(Dataset records)
>> BEGIN
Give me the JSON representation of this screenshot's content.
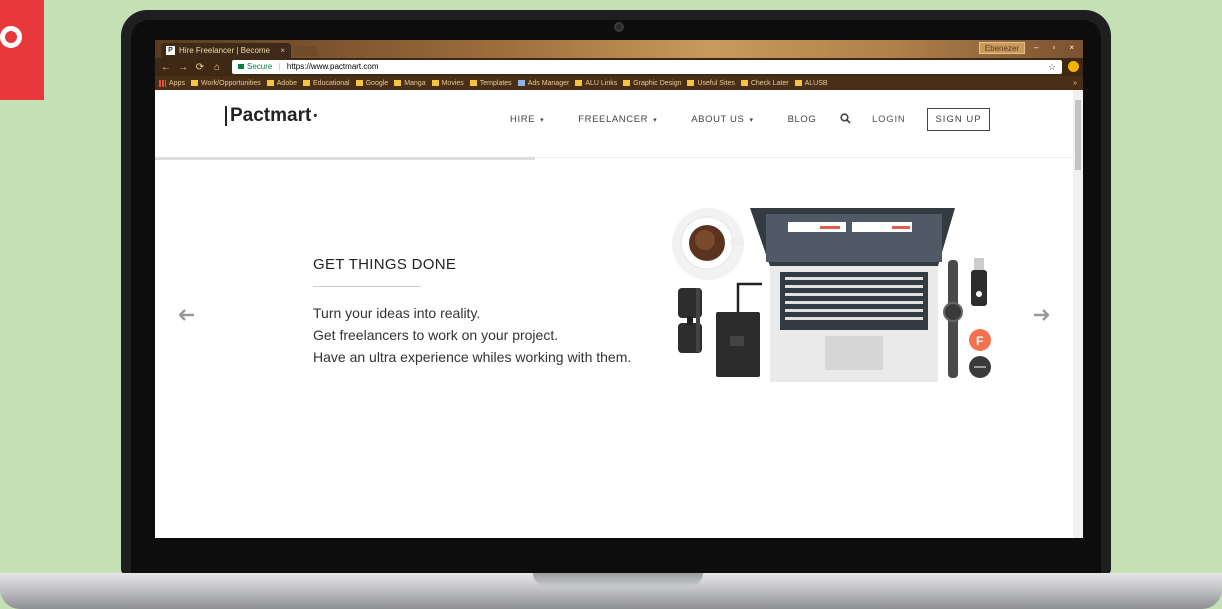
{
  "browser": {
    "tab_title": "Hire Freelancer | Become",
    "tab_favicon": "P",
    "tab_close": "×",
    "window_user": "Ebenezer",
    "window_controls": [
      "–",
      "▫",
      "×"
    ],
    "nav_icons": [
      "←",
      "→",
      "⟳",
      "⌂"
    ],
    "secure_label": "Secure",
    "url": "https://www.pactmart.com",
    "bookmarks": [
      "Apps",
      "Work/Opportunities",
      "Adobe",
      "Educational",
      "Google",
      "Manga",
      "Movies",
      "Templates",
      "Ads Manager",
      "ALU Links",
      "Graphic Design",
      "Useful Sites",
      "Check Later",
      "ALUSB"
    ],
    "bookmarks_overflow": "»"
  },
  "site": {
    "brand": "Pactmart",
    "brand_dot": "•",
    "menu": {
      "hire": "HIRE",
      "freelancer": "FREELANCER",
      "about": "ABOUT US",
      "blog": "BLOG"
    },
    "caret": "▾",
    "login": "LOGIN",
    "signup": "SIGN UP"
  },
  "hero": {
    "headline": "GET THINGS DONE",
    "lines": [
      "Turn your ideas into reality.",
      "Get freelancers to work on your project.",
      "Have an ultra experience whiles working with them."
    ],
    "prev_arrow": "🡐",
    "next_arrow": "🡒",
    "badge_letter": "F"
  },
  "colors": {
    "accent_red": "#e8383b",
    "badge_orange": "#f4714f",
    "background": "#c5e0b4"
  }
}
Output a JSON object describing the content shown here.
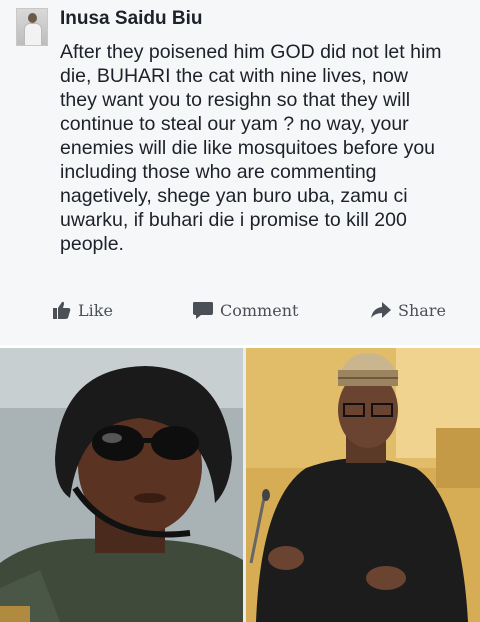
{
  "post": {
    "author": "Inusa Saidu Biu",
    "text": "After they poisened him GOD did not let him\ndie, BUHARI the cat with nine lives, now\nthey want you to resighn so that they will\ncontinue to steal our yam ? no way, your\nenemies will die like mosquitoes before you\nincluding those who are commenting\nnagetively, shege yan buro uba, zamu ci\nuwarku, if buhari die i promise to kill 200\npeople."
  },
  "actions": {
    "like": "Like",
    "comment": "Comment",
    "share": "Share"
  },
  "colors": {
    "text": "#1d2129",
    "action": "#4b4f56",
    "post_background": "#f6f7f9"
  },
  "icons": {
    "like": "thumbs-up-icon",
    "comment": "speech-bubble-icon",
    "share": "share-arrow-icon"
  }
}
>> END
**Request**
Output the line containing "Output a JSON" along with every line after it to the end of the material, exactly as written, but without pictures.

**Answer to this problem**
Output a JSON object describing the content shown here.
{
  "post": {
    "author": "Inusa Saidu Biu",
    "text": "After they poisened him GOD did not let him\ndie, BUHARI the cat with nine lives, now\nthey want you to resighn so that they will\ncontinue to steal our yam ? no way, your\nenemies will die like mosquitoes before you\nincluding those who are commenting\nnagetively, shege yan buro uba, zamu ci\nuwarku, if buhari die i promise to kill 200\npeople."
  },
  "actions": {
    "like": "Like",
    "comment": "Comment",
    "share": "Share"
  },
  "colors": {
    "text": "#1d2129",
    "action": "#4b4f56",
    "post_background": "#f6f7f9"
  },
  "icons": {
    "like": "thumbs-up-icon",
    "comment": "speech-bubble-icon",
    "share": "share-arrow-icon"
  }
}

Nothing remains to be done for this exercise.